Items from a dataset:

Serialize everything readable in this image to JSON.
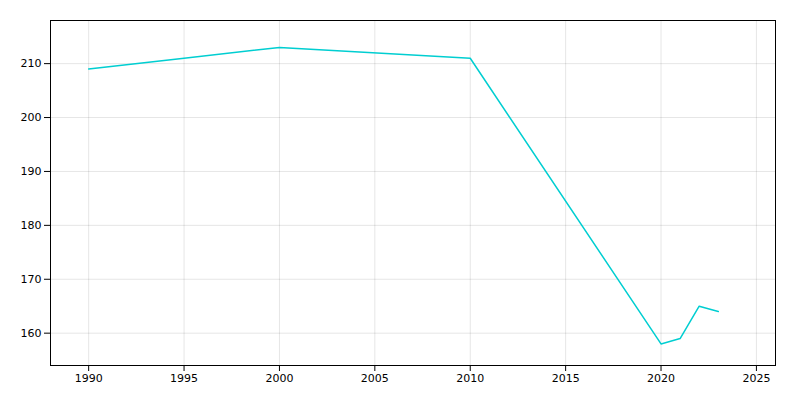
{
  "chart_data": {
    "type": "line",
    "x": [
      1990,
      1995,
      2000,
      2010,
      2020,
      2021,
      2022,
      2023
    ],
    "values": [
      209,
      211,
      213,
      211,
      158,
      159,
      165,
      164
    ],
    "color": "#00CED1",
    "xlim": [
      1988,
      2026
    ],
    "ylim": [
      154,
      218
    ],
    "xticks": [
      1990,
      1995,
      2000,
      2005,
      2010,
      2015,
      2020,
      2025
    ],
    "yticks": [
      160,
      170,
      180,
      190,
      200,
      210
    ],
    "grid": true
  }
}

= WHAT YOU SHOULD DO =
Reproduce every record above exactly, but leave out the pictures.

= CORRECT RESULT =
Serialize everything readable in this image to JSON.
{
  "chart_data": {
    "type": "line",
    "x": [
      1990,
      1995,
      2000,
      2010,
      2020,
      2021,
      2022,
      2023
    ],
    "values": [
      209,
      211,
      213,
      211,
      158,
      159,
      165,
      164
    ],
    "color": "#00CED1",
    "xlim": [
      1988,
      2026
    ],
    "ylim": [
      154,
      218
    ],
    "xticks": [
      1990,
      1995,
      2000,
      2005,
      2010,
      2015,
      2020,
      2025
    ],
    "yticks": [
      160,
      170,
      180,
      190,
      200,
      210
    ],
    "grid": true
  }
}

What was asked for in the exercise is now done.